"""

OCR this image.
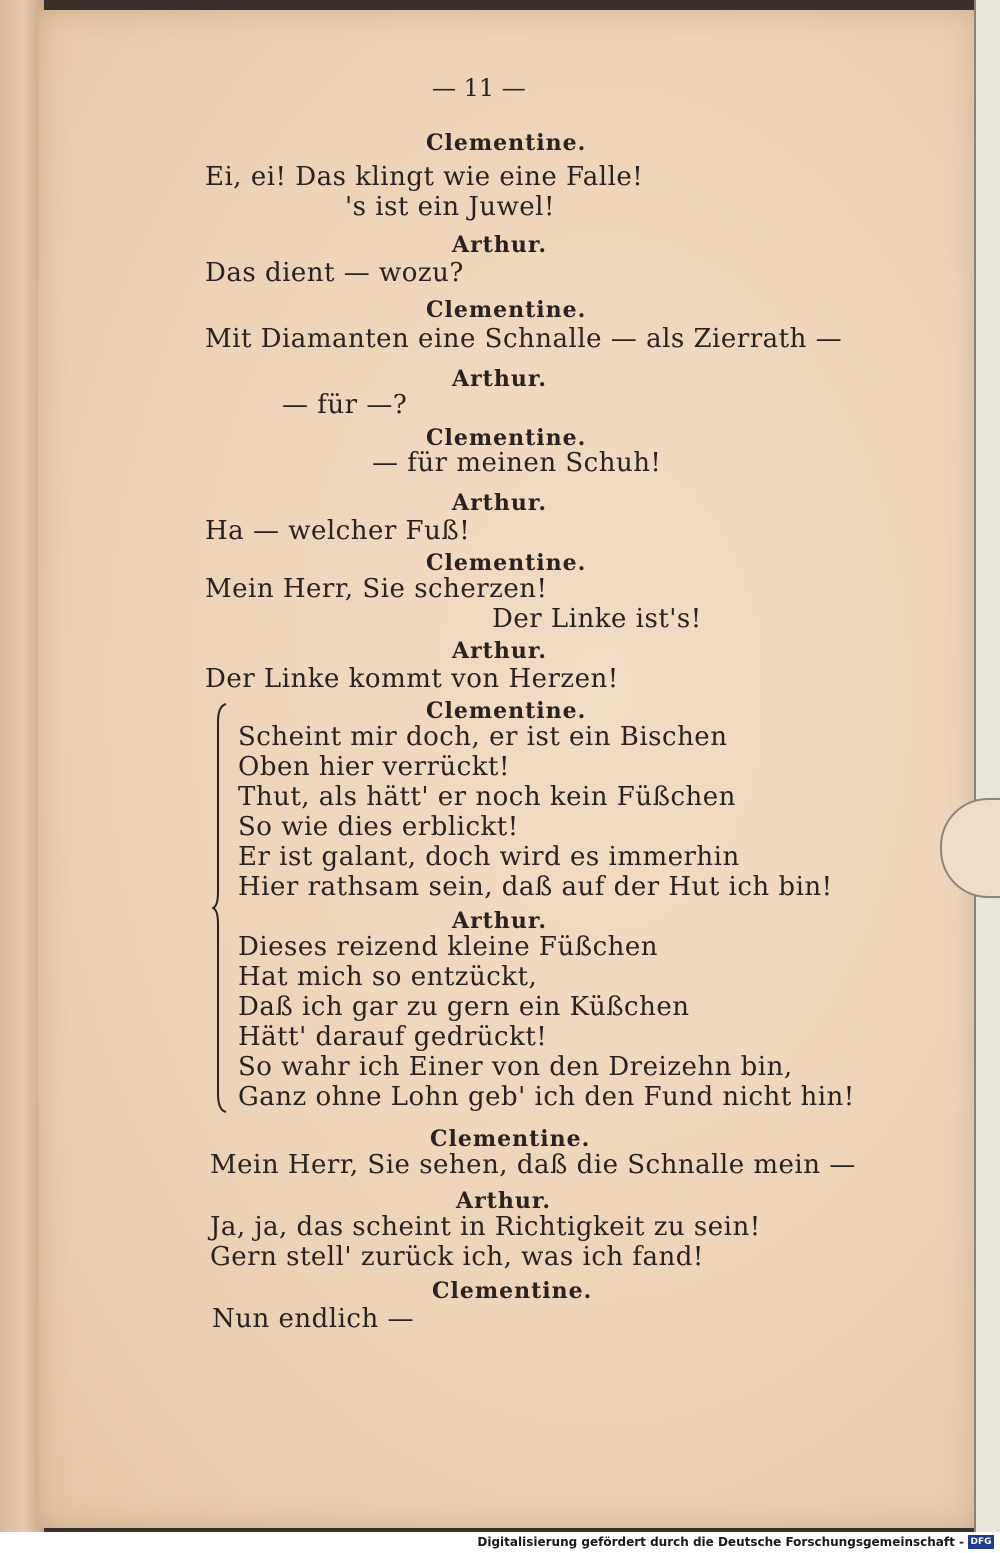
— 11 —
Clementine.
Ei, ei! Das klingt wie eine Falle!
's ist ein Juwel!
Arthur.
Das dient — wozu?
Clementine.
Mit Diamanten eine Schnalle — als Zierrath —
Arthur.
— für —?
Clementine.
— für meinen Schuh!
Arthur.
Ha — welcher Fuß!
Clementine.
Mein Herr, Sie scherzen!
Der Linke ist's!
Arthur.
Der Linke kommt von Herzen!
Clementine.
Scheint mir doch, er ist ein Bischen
Oben hier verrückt!
Thut, als hätt' er noch kein Füßchen
So wie dies erblickt!
Er ist galant, doch wird es immerhin
Hier rathsam sein, daß auf der Hut ich bin!
Arthur.
Dieses reizend kleine Füßchen
Hat mich so entzückt,
Daß ich gar zu gern ein Küßchen
Hätt' darauf gedrückt!
So wahr ich Einer von den Dreizehn bin,
Ganz ohne Lohn geb' ich den Fund nicht hin!
Clementine.
Mein Herr, Sie sehen, daß die Schnalle mein —
Arthur.
Ja, ja, das scheint in Richtigkeit zu sein!
Gern stell' zurück ich, was ich fand!
Clementine.
Nun endlich —
Digitalisierung gefördert durch die Deutsche Forschungsgemeinschaft - DFG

"""

* _Given instruction_
Print the entries above exactly, taking out only the pictures.

* _Reply_
OCR this image.
— 11 —
Clementine.
Ei, ei! Das klingt wie eine Falle!
's ist ein Juwel!
Arthur.
Das dient — wozu?
Clementine.
Mit Diamanten eine Schnalle — als Zierrath —
Arthur.
— für —?
Clementine.
— für meinen Schuh!
Arthur.
Ha — welcher Fuß!
Clementine.
Mein Herr, Sie scherzen!
Der Linke ist's!
Arthur.
Der Linke kommt von Herzen!
Clementine.
Scheint mir doch, er ist ein Bischen
Oben hier verrückt!
Thut, als hätt' er noch kein Füßchen
So wie dies erblickt!
Er ist galant, doch wird es immerhin
Hier rathsam sein, daß auf der Hut ich bin!
Arthur.
Dieses reizend kleine Füßchen
Hat mich so entzückt,
Daß ich gar zu gern ein Küßchen
Hätt' darauf gedrückt!
So wahr ich Einer von den Dreizehn bin,
Ganz ohne Lohn geb' ich den Fund nicht hin!
Clementine.
Mein Herr, Sie sehen, daß die Schnalle mein —
Arthur.
Ja, ja, das scheint in Richtigkeit zu sein!
Gern stell' zurück ich, was ich fand!
Clementine.
Nun endlich —
Digitalisierung gefördert durch die Deutsche Forschungsgemeinschaft - DFG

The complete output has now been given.